======== Entries supplied ========

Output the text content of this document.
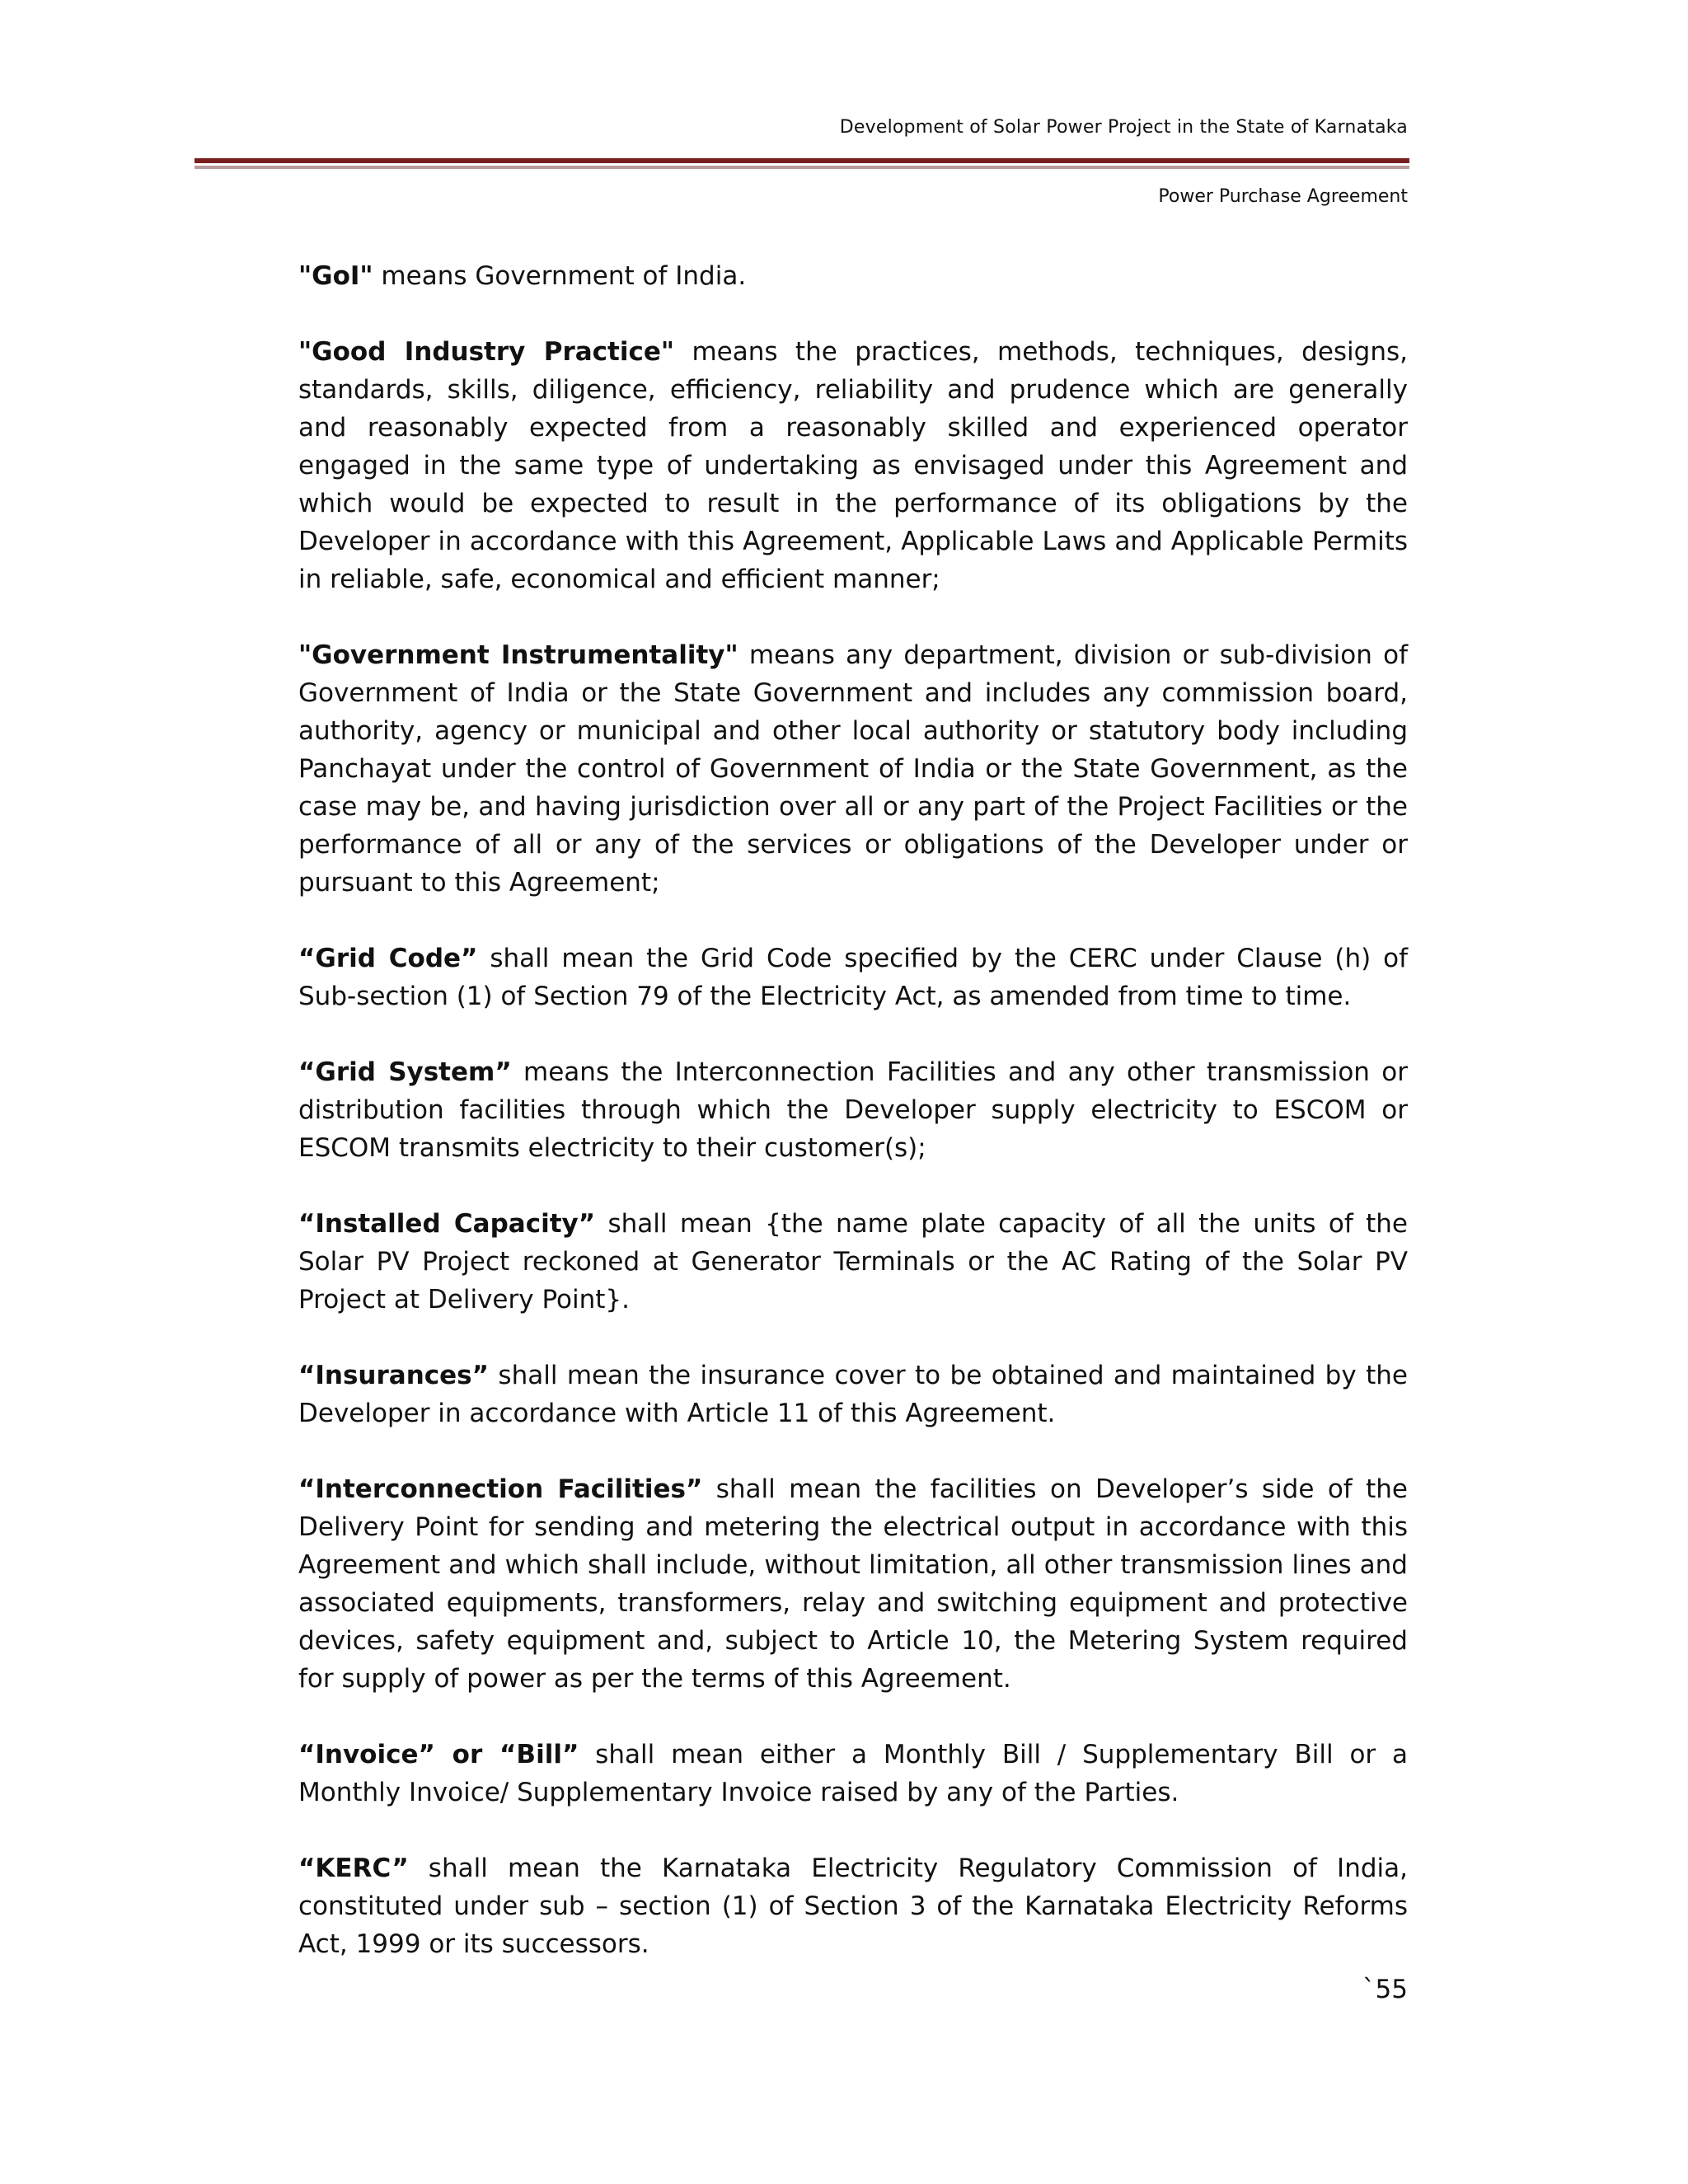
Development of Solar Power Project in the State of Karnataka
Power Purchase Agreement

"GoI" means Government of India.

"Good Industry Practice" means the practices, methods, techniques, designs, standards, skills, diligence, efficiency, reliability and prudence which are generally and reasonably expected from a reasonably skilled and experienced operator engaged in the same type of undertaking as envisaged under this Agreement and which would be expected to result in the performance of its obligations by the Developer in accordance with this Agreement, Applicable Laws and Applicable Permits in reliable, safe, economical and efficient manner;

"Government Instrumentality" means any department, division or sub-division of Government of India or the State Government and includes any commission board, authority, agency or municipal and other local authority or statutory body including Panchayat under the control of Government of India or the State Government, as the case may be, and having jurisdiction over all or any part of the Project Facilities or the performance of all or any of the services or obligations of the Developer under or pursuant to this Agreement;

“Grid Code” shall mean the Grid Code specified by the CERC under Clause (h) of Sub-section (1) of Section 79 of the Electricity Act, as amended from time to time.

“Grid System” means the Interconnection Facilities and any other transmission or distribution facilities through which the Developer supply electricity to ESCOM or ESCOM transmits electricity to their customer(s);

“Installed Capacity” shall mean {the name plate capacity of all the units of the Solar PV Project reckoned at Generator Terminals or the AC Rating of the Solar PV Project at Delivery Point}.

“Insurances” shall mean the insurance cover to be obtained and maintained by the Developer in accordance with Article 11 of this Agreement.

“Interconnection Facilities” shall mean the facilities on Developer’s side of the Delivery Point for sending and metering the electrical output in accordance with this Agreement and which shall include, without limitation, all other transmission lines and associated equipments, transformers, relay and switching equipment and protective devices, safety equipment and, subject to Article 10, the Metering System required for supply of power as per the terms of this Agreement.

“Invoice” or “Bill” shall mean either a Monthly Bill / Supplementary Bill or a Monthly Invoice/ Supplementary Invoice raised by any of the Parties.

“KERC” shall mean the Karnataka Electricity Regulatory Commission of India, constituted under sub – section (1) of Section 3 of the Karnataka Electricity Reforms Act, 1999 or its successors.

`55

========
======== Entries supplied ========

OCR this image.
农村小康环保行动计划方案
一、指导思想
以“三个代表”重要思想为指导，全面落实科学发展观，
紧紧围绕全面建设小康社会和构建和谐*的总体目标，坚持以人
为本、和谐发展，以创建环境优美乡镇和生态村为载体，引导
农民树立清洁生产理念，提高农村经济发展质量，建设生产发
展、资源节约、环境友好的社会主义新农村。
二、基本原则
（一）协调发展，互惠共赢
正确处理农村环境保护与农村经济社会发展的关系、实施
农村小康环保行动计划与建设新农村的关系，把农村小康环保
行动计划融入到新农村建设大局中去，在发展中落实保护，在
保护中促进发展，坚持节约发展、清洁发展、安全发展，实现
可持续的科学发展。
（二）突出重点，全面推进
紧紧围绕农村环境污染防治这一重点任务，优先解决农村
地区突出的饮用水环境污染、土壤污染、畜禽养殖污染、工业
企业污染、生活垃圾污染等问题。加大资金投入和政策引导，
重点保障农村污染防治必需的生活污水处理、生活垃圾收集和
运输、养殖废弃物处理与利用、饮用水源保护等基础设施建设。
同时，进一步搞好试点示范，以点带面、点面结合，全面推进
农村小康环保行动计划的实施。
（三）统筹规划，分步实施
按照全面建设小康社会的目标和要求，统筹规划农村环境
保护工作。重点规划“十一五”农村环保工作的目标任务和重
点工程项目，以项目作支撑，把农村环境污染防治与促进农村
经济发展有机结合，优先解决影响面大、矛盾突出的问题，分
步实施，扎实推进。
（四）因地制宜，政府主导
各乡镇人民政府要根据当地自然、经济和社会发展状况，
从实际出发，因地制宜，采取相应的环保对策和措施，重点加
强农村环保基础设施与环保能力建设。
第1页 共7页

========
======== Entries supplied ========

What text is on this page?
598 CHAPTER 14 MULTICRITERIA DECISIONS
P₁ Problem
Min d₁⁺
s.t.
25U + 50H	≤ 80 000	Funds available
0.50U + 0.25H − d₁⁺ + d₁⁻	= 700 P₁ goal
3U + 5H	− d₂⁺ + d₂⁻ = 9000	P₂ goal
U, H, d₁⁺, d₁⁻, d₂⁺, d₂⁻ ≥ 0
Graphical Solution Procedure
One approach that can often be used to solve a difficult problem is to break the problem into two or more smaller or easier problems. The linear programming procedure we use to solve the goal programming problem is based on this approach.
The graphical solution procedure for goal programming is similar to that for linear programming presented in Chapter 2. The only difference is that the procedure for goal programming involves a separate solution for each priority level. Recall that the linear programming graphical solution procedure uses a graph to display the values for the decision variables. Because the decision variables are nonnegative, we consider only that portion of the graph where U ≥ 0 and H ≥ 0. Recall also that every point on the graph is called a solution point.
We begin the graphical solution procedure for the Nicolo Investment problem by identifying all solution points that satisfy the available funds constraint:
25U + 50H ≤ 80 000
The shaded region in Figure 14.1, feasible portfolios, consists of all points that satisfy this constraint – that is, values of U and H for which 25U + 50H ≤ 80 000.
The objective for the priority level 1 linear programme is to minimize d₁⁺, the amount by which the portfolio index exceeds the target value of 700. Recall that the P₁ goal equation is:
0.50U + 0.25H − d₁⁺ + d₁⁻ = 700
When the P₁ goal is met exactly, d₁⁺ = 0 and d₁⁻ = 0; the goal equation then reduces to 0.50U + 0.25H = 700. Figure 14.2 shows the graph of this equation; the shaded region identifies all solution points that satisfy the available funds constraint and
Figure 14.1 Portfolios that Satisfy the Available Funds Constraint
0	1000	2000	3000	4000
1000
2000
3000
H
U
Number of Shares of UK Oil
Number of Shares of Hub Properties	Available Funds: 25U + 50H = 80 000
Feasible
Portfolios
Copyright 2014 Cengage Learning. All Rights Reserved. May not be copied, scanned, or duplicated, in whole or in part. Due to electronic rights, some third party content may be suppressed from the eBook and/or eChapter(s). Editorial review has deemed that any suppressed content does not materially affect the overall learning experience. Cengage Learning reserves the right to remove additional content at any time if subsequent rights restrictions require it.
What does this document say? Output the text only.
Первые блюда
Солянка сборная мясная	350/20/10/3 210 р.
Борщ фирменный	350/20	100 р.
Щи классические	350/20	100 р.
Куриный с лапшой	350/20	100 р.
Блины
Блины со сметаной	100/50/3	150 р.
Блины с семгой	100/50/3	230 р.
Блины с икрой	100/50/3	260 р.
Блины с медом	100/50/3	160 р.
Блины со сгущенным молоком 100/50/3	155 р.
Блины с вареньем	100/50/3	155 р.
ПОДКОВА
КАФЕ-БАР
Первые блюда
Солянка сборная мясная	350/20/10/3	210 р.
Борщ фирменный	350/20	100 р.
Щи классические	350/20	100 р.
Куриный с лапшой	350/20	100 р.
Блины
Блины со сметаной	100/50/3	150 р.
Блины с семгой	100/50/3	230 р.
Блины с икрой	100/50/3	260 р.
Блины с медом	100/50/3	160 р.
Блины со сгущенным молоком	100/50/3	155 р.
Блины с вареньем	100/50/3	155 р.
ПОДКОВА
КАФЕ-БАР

========

Find every line holding the word "What"; give their count and nothing else.

* **Task result**
2